- PROBLEMS TO WORK ON -
• 1. In the Solr thread, how much memory did John allocate to Solr to eliminate the OOM errors?
• 2. Transcribe the Solr thread from "On 21/12/15 17:21, Erick" to "very beefy machines.".
• 3. Continue the Solr thread from the point where it stops.

- PAGE EXCERPT -
'''
OK, great. I've eliminated OOM errors after increasing the memory
allocated to Solr: 12Gb out of 20Gb. It's probably not an optimal
setting but this is all I can have right now on the Solr machines. I'll
look into GC logging too.

Turning to the Solr logs, a quick sweep revealed a lot of "Caused by:
java.net.SocketException: Connection reset" lines, but this isn't very
explicit. I suppose I'll have to cross-check on the concerned server(s).

Anyway, I'll have a try at the updated setting and I'll get back to the
list.

Thanks,
John.


On 21/12/15 17:21, Erick Erickson wrote:
> ZK isn't pushed all that heavily, although all things are possible. Still,
> for maintenance putting Zk on separate machines is a good idea. They
> don't have to be very beefy machines.
>
> Look in your logs for LeaderInitiatedRecovery messages. If you find them
> then _probably_ you have some issues with timeouts, often due to
> excessive GC pauses, turning on GC logging can help you get
> a handle on that.
>
> Another "popular" reason for nodes going into recovery is Out Of Memory
> errors, which is easy to do in a system that gets set up and
> then more and more docs get added to it. You either have to move
> some collections to other Solr instances, get more memory to the JVM
> (but watch out for GC pauses and starving the OS's memory) etc.
>
> But the Solr logs are the place I'd look first for any help in understanding
> the root cause of nodes going into recovery.
>
> Best,
> Erick
>
> On Mon, Dec 21, 2015 at 8:04 AM, John Smith <solr-u...@remailme.net> wrote:
>> Thanks, I'll have a try. Can the load on the Solr servers impair the zk
>> response time in the current situation, which would cause the desync? Is
>> this the reason for the change?
'''
- DATASET ENTRIES -
'''
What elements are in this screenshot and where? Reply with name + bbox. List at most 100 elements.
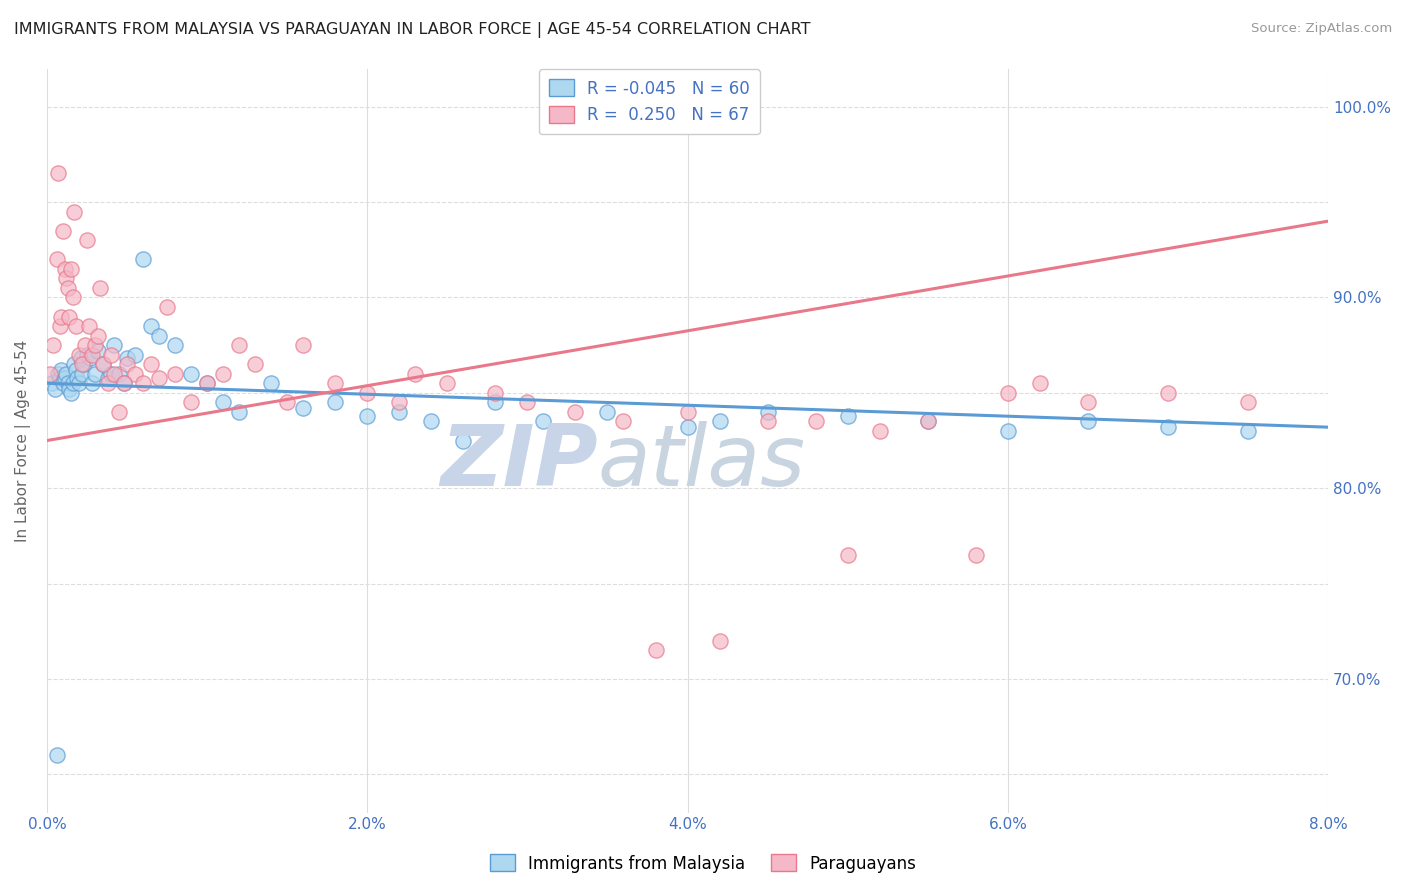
'''
'''
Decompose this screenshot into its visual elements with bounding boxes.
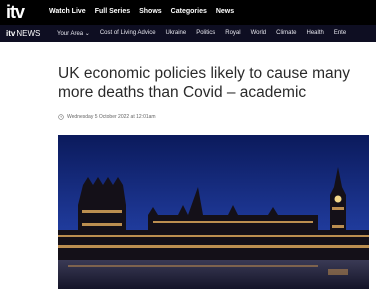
'''
- EXPECTED OUTPUTS -
• 1. 12Gb out of 20Gb.

• 2.
On 21/12/15 17:21, Erick Erickson wrote:
> ZK isn't pushed all that heavily, although all things are possible. Still,
> for maintenance putting Zk on separate machines is a good idea. They
> don't have to be very beefy machines.

• 3.
>>
>> John.
>>
>>
>> On 21/12/15 16:45, Erik Hatcher wrote:
>>> John - the first recommendation that pops out is to run (only) 3 
>>> zookeepers, entirely separate from Solr servers, and then as many Solr 
>>> servers from there that you need to scale indexing and querying to your 
>>> needs.  Sounds like 3 ZKs + 2 Solr’s is a good start, given you have 5 
>>> servers at your disposal.
>>>
>>>
>>> —
>>> Erik Hatcher, Senior Solutions Architect
>>> http://www.lucidworks.com <http://www.lucidworks.com/>
>>>
>>>
>>>
>>>> On Dec 21, 2015, at 10:37 AM, John Smith <solr-u...@remailme.net> wrote:
>>>>
>>>> This is my first experience with SolrCloud, so please bear with me.
>>>>
>>>> I've inherited a setup with 5 servers, 2 of which are Zookeeper only and
>>>> the 3 others SolrCloud + Zookeeper. Versions are respectively 5.4.0 &
>>>> 3.4.7. There's around 80 Gb of index, some collections are rather big
>>>> (20Gb) and some very small. All of them have only one shard. The bigger
>>>> ones are almost constantly being updated (and of course queried at the
>>>> same time).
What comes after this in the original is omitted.